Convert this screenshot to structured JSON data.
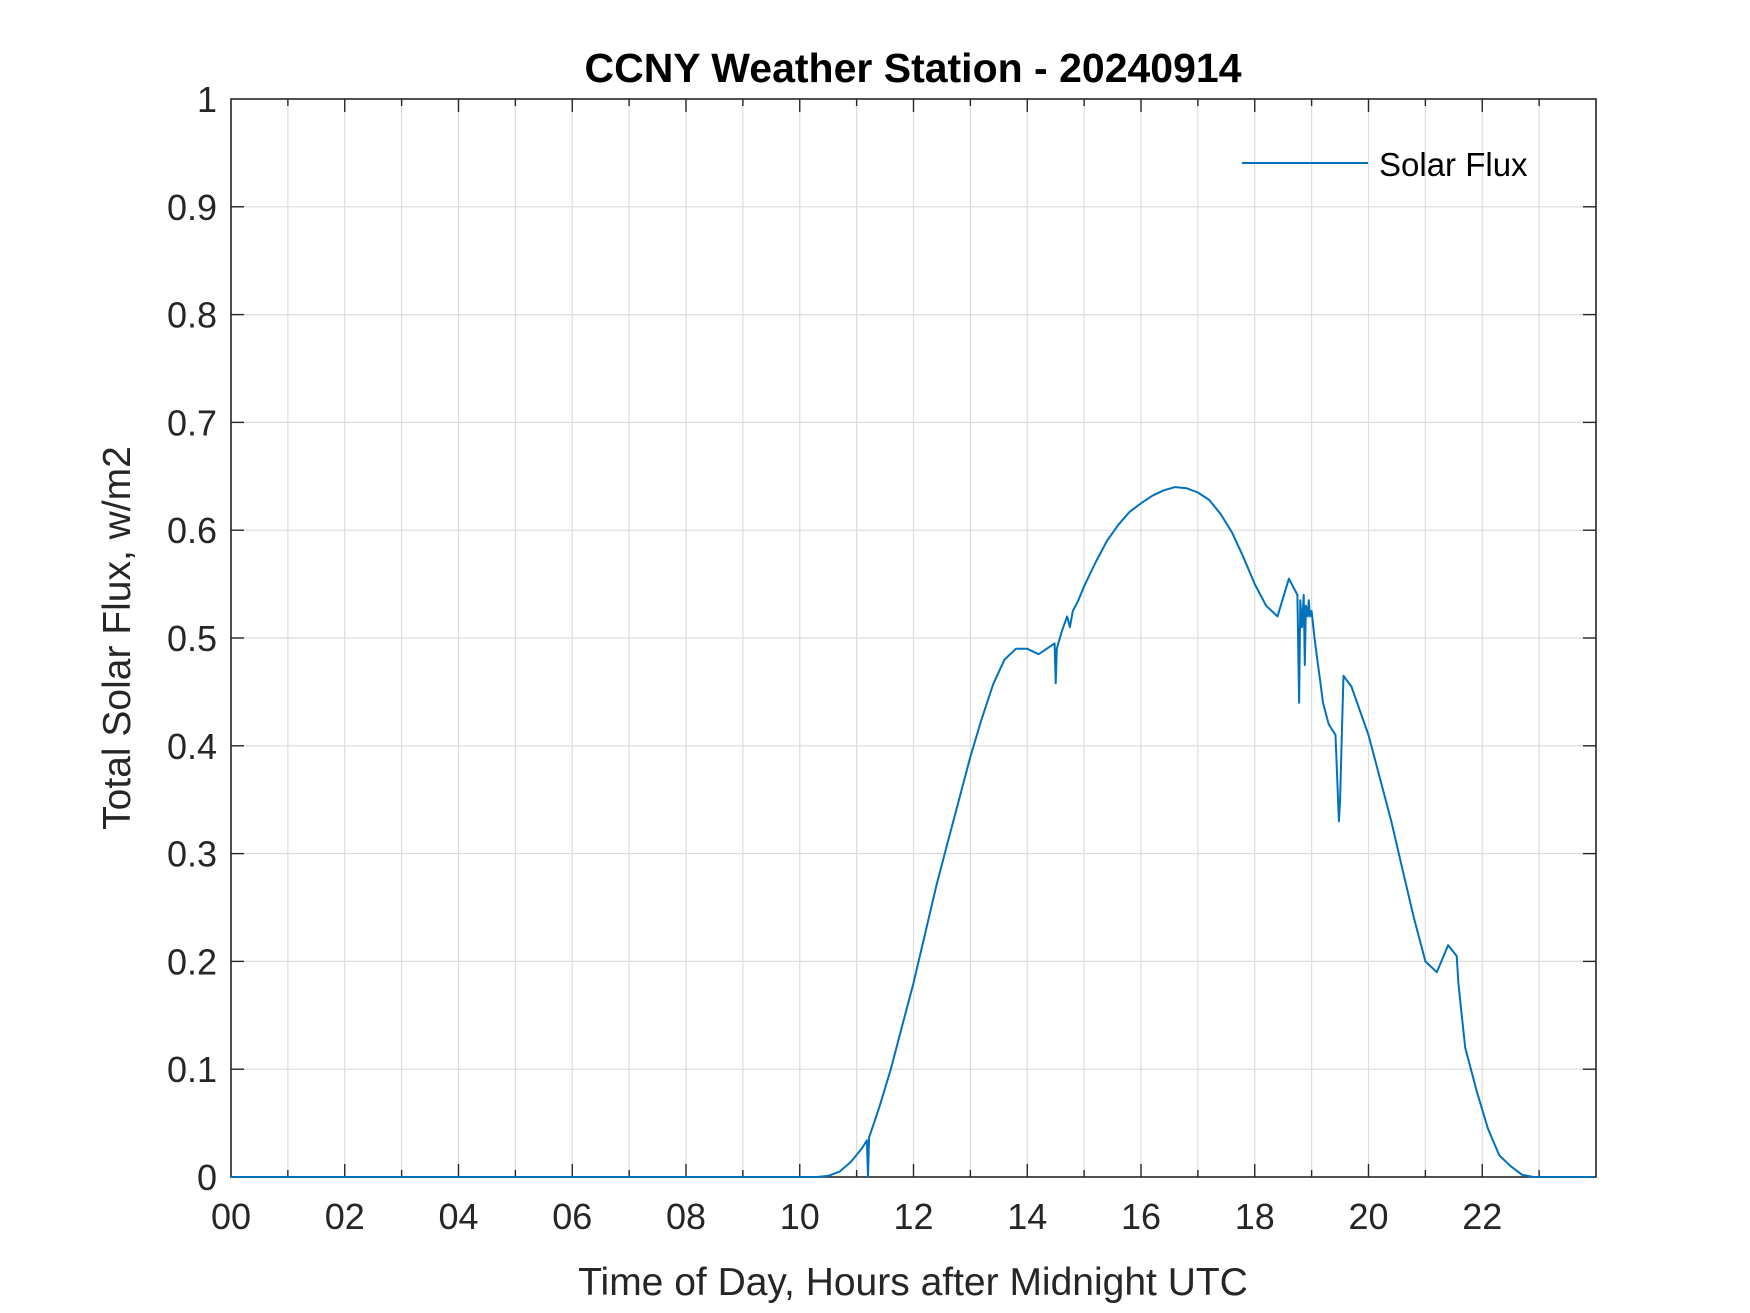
{
  "chart_data": {
    "type": "line",
    "title": "CCNY Weather Station - 20240914",
    "xlabel": "Time of Day, Hours after Midnight UTC",
    "ylabel": "Total Solar Flux, w/m2",
    "xlim": [
      0,
      24
    ],
    "ylim": [
      0,
      1
    ],
    "xticks": [
      0,
      2,
      4,
      6,
      8,
      10,
      12,
      14,
      16,
      18,
      20,
      22
    ],
    "xtick_labels": [
      "00",
      "02",
      "04",
      "06",
      "08",
      "10",
      "12",
      "14",
      "16",
      "18",
      "20",
      "22"
    ],
    "yticks": [
      0,
      0.1,
      0.2,
      0.3,
      0.4,
      0.5,
      0.6,
      0.7,
      0.8,
      0.9,
      1
    ],
    "ytick_labels": [
      "0",
      "0.1",
      "0.2",
      "0.3",
      "0.4",
      "0.5",
      "0.6",
      "0.7",
      "0.8",
      "0.9",
      "1"
    ],
    "grid": true,
    "legend_position": "top-right",
    "series": [
      {
        "name": "Solar Flux",
        "color": "#0072BD",
        "x": [
          0,
          10.3,
          10.5,
          10.7,
          10.9,
          11.1,
          11.18,
          11.2,
          11.22,
          11.24,
          11.4,
          11.6,
          11.8,
          12.0,
          12.2,
          12.4,
          12.6,
          12.8,
          13.0,
          13.2,
          13.4,
          13.6,
          13.8,
          14.0,
          14.2,
          14.4,
          14.48,
          14.5,
          14.52,
          14.6,
          14.7,
          14.75,
          14.8,
          14.85,
          14.9,
          15.0,
          15.2,
          15.4,
          15.6,
          15.8,
          16.0,
          16.2,
          16.4,
          16.6,
          16.8,
          17.0,
          17.2,
          17.4,
          17.6,
          17.8,
          18.0,
          18.2,
          18.4,
          18.6,
          18.75,
          18.78,
          18.8,
          18.83,
          18.86,
          18.88,
          18.9,
          18.93,
          18.95,
          18.97,
          19.0,
          19.05,
          19.1,
          19.15,
          19.2,
          19.3,
          19.42,
          19.48,
          19.5,
          19.53,
          19.56,
          19.6,
          19.7,
          19.8,
          20.0,
          20.2,
          20.4,
          20.6,
          20.8,
          21.0,
          21.2,
          21.4,
          21.55,
          21.58,
          21.62,
          21.7,
          21.9,
          22.1,
          22.3,
          22.5,
          22.7,
          22.9,
          23.0,
          23.2,
          23.4,
          23.6,
          23.95
        ],
        "y": [
          0,
          0,
          0.001,
          0.005,
          0.014,
          0.027,
          0.034,
          0,
          0.037,
          0.04,
          0.065,
          0.1,
          0.14,
          0.18,
          0.225,
          0.27,
          0.31,
          0.35,
          0.39,
          0.425,
          0.457,
          0.48,
          0.49,
          0.49,
          0.485,
          0.492,
          0.495,
          0.458,
          0.49,
          0.505,
          0.52,
          0.51,
          0.525,
          0.53,
          0.535,
          0.548,
          0.57,
          0.59,
          0.605,
          0.617,
          0.625,
          0.632,
          0.637,
          0.64,
          0.639,
          0.635,
          0.628,
          0.615,
          0.598,
          0.575,
          0.55,
          0.53,
          0.52,
          0.555,
          0.54,
          0.44,
          0.535,
          0.51,
          0.54,
          0.475,
          0.53,
          0.52,
          0.535,
          0.52,
          0.525,
          0.5,
          0.48,
          0.46,
          0.44,
          0.42,
          0.41,
          0.33,
          0.35,
          0.41,
          0.465,
          0.462,
          0.455,
          0.44,
          0.41,
          0.37,
          0.33,
          0.285,
          0.24,
          0.2,
          0.19,
          0.215,
          0.205,
          0.18,
          0.16,
          0.12,
          0.08,
          0.045,
          0.02,
          0.01,
          0.002,
          0,
          0,
          0,
          0,
          0,
          0
        ]
      }
    ]
  }
}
------------------------------------------------------------
WHAT YOU WILL DO: Retype each record exactly as it stands, but do not include the pictures.

FULL ANSWER:
Convert this screenshot to structured JSON data.
{
  "chart_data": {
    "type": "line",
    "title": "CCNY Weather Station - 20240914",
    "xlabel": "Time of Day, Hours after Midnight UTC",
    "ylabel": "Total Solar Flux, w/m2",
    "xlim": [
      0,
      24
    ],
    "ylim": [
      0,
      1
    ],
    "xticks": [
      0,
      2,
      4,
      6,
      8,
      10,
      12,
      14,
      16,
      18,
      20,
      22
    ],
    "xtick_labels": [
      "00",
      "02",
      "04",
      "06",
      "08",
      "10",
      "12",
      "14",
      "16",
      "18",
      "20",
      "22"
    ],
    "yticks": [
      0,
      0.1,
      0.2,
      0.3,
      0.4,
      0.5,
      0.6,
      0.7,
      0.8,
      0.9,
      1
    ],
    "ytick_labels": [
      "0",
      "0.1",
      "0.2",
      "0.3",
      "0.4",
      "0.5",
      "0.6",
      "0.7",
      "0.8",
      "0.9",
      "1"
    ],
    "grid": true,
    "legend_position": "top-right",
    "series": [
      {
        "name": "Solar Flux",
        "color": "#0072BD",
        "x": [
          0,
          10.3,
          10.5,
          10.7,
          10.9,
          11.1,
          11.18,
          11.2,
          11.22,
          11.24,
          11.4,
          11.6,
          11.8,
          12.0,
          12.2,
          12.4,
          12.6,
          12.8,
          13.0,
          13.2,
          13.4,
          13.6,
          13.8,
          14.0,
          14.2,
          14.4,
          14.48,
          14.5,
          14.52,
          14.6,
          14.7,
          14.75,
          14.8,
          14.85,
          14.9,
          15.0,
          15.2,
          15.4,
          15.6,
          15.8,
          16.0,
          16.2,
          16.4,
          16.6,
          16.8,
          17.0,
          17.2,
          17.4,
          17.6,
          17.8,
          18.0,
          18.2,
          18.4,
          18.6,
          18.75,
          18.78,
          18.8,
          18.83,
          18.86,
          18.88,
          18.9,
          18.93,
          18.95,
          18.97,
          19.0,
          19.05,
          19.1,
          19.15,
          19.2,
          19.3,
          19.42,
          19.48,
          19.5,
          19.53,
          19.56,
          19.6,
          19.7,
          19.8,
          20.0,
          20.2,
          20.4,
          20.6,
          20.8,
          21.0,
          21.2,
          21.4,
          21.55,
          21.58,
          21.62,
          21.7,
          21.9,
          22.1,
          22.3,
          22.5,
          22.7,
          22.9,
          23.0,
          23.2,
          23.4,
          23.6,
          23.95
        ],
        "y": [
          0,
          0,
          0.001,
          0.005,
          0.014,
          0.027,
          0.034,
          0,
          0.037,
          0.04,
          0.065,
          0.1,
          0.14,
          0.18,
          0.225,
          0.27,
          0.31,
          0.35,
          0.39,
          0.425,
          0.457,
          0.48,
          0.49,
          0.49,
          0.485,
          0.492,
          0.495,
          0.458,
          0.49,
          0.505,
          0.52,
          0.51,
          0.525,
          0.53,
          0.535,
          0.548,
          0.57,
          0.59,
          0.605,
          0.617,
          0.625,
          0.632,
          0.637,
          0.64,
          0.639,
          0.635,
          0.628,
          0.615,
          0.598,
          0.575,
          0.55,
          0.53,
          0.52,
          0.555,
          0.54,
          0.44,
          0.535,
          0.51,
          0.54,
          0.475,
          0.53,
          0.52,
          0.535,
          0.52,
          0.525,
          0.5,
          0.48,
          0.46,
          0.44,
          0.42,
          0.41,
          0.33,
          0.35,
          0.41,
          0.465,
          0.462,
          0.455,
          0.44,
          0.41,
          0.37,
          0.33,
          0.285,
          0.24,
          0.2,
          0.19,
          0.215,
          0.205,
          0.18,
          0.16,
          0.12,
          0.08,
          0.045,
          0.02,
          0.01,
          0.002,
          0,
          0,
          0,
          0,
          0,
          0
        ]
      }
    ]
  }
}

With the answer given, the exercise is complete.